Aim: Extract every line below that contains the word "программа".

Records provided:

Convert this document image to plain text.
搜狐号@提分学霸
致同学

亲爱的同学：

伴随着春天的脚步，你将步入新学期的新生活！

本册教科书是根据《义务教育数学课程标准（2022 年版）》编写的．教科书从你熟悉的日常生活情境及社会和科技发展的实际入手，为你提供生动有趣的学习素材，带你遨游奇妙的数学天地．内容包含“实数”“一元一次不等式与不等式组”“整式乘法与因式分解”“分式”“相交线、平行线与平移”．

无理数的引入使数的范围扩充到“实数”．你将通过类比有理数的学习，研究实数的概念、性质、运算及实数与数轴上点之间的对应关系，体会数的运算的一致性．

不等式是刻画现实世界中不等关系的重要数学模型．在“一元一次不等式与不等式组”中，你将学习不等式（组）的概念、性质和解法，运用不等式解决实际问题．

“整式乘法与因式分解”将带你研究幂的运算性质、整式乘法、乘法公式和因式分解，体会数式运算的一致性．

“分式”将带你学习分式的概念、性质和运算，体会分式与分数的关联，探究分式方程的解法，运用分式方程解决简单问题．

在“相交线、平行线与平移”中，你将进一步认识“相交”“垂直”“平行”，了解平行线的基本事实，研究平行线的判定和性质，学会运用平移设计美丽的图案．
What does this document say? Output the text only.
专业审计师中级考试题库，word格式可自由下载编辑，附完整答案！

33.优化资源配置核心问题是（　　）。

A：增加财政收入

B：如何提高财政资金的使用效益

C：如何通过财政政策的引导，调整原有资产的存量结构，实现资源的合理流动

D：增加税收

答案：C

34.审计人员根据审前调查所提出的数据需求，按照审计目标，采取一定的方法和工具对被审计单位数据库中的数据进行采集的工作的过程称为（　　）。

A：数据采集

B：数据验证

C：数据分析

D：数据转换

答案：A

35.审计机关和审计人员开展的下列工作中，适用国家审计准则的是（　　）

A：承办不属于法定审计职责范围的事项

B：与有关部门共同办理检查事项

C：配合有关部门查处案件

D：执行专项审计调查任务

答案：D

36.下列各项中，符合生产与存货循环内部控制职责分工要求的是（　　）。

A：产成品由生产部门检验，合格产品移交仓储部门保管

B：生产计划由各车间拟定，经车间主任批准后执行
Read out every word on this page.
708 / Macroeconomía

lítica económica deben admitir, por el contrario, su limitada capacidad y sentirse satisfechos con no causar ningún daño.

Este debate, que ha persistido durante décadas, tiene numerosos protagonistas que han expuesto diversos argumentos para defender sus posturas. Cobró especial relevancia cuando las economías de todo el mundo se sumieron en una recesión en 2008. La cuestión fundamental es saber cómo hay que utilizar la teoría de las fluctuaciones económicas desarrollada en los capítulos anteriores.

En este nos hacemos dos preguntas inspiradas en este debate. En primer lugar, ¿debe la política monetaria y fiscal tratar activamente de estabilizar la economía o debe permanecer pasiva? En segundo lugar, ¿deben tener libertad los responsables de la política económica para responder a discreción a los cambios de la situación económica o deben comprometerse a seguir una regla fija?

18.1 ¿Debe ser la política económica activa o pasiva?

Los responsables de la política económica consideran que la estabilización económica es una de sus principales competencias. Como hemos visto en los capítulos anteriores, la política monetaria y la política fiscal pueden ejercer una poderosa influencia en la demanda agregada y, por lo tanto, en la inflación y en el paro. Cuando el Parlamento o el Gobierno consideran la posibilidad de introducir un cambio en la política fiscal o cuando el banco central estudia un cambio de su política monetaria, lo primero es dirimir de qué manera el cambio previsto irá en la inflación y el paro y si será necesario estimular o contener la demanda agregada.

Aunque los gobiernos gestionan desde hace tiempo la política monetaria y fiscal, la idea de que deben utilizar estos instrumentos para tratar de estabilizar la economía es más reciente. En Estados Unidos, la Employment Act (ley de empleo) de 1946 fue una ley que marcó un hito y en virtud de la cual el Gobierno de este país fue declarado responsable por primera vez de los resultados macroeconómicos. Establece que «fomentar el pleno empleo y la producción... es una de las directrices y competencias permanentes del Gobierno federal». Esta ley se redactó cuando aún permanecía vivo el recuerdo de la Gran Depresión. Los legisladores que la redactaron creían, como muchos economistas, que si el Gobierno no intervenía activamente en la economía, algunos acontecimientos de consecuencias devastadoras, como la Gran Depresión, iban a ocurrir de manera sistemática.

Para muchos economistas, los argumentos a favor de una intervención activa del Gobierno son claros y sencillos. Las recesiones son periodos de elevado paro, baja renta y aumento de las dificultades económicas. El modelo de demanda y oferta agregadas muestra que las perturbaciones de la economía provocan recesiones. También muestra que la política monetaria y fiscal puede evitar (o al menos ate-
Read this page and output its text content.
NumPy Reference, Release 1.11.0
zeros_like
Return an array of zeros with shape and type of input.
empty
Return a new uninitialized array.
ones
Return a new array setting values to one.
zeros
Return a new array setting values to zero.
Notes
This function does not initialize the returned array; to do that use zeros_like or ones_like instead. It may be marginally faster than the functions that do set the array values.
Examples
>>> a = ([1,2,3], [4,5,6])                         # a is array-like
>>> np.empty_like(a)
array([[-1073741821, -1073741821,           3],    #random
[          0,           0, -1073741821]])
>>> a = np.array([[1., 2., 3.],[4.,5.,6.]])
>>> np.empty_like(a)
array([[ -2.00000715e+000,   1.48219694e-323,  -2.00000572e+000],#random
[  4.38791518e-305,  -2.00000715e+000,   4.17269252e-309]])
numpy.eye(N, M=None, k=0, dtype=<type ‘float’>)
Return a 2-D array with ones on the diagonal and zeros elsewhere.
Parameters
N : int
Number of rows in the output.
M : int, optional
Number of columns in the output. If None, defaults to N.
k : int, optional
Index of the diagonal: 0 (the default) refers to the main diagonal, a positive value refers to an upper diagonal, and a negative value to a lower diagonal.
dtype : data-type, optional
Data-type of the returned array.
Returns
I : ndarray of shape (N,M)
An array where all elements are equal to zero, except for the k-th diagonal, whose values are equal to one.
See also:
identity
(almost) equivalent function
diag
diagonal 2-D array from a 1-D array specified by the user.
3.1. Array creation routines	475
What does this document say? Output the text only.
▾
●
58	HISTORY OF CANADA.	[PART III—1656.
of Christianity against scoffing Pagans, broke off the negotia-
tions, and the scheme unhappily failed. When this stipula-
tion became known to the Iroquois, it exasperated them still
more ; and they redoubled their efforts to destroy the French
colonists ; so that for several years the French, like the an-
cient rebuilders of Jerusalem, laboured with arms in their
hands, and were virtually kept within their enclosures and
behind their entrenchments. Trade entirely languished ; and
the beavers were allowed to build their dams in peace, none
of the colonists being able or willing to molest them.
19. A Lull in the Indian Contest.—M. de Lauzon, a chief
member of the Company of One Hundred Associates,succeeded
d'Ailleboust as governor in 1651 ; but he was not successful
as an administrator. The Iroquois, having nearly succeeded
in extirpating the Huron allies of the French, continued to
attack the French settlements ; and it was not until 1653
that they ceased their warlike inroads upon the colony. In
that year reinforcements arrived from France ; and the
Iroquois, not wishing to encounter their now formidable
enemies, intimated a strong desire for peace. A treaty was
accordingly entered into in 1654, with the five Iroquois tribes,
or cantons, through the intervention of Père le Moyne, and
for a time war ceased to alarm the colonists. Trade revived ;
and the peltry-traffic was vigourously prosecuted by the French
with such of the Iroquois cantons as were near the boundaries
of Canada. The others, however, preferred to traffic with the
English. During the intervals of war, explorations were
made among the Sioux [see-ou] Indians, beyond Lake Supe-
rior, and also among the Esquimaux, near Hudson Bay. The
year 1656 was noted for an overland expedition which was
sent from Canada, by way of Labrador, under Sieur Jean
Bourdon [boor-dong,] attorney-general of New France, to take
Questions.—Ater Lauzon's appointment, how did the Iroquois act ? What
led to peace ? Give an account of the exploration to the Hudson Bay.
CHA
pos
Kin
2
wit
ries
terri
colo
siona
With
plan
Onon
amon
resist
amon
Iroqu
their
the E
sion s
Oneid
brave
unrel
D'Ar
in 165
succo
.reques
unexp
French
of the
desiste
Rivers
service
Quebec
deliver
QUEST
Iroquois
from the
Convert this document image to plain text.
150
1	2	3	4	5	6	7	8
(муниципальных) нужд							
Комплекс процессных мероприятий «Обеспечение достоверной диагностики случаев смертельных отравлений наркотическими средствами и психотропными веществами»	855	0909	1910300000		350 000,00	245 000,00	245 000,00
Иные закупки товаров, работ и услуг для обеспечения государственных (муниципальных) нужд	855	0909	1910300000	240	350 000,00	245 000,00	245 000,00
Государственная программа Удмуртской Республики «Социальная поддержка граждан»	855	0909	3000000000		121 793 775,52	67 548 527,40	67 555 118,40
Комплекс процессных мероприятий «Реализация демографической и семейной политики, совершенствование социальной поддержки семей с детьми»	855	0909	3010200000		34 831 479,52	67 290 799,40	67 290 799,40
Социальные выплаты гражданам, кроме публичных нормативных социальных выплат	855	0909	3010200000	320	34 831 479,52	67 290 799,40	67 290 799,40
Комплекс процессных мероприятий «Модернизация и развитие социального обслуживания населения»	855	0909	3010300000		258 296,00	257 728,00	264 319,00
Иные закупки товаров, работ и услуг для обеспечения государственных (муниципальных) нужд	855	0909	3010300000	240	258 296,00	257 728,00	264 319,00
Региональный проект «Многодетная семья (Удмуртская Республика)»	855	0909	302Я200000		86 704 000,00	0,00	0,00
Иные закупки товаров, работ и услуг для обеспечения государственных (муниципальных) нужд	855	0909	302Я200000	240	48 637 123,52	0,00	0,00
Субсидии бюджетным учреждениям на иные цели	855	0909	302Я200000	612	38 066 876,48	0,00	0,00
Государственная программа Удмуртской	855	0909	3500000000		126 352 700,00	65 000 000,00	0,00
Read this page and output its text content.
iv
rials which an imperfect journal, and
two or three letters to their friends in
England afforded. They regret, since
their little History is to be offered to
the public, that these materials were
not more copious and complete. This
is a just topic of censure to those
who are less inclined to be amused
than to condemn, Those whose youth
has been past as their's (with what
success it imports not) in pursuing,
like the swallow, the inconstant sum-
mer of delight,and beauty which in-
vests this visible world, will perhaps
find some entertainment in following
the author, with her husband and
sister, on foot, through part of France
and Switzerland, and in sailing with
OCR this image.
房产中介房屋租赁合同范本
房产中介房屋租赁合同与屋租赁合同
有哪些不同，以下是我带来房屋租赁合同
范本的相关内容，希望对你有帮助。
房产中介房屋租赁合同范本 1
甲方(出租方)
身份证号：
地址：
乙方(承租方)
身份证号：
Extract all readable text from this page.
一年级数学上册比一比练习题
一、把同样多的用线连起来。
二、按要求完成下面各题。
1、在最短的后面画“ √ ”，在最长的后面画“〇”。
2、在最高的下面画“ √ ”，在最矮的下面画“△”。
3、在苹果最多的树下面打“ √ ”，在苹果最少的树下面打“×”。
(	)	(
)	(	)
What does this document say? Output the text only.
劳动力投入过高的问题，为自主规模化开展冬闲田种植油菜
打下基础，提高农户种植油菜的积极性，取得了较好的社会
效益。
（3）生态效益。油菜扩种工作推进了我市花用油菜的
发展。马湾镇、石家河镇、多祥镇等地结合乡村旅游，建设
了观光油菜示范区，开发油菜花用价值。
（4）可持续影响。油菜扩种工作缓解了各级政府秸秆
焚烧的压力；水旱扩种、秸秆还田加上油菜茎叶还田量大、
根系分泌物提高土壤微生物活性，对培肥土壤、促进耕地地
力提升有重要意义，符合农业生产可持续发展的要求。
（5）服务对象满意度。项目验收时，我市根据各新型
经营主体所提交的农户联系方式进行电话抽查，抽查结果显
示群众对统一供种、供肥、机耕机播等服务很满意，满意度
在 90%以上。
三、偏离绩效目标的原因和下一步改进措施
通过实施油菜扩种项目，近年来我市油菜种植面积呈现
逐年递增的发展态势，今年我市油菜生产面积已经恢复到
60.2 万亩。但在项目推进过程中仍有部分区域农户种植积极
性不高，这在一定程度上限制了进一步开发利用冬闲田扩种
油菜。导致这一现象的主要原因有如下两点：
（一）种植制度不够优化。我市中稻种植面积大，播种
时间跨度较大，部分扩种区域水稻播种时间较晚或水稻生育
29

Response:
Государственная программа Удмуртской Республики «Социальная поддержка граждан»	855	0909	3000000000		121 793 775,52	67 548 527,40	67 555 118,40
Государственная программа Удмуртской	855	0909	3500000000		126 352 700,00	65 000 000,00	0,00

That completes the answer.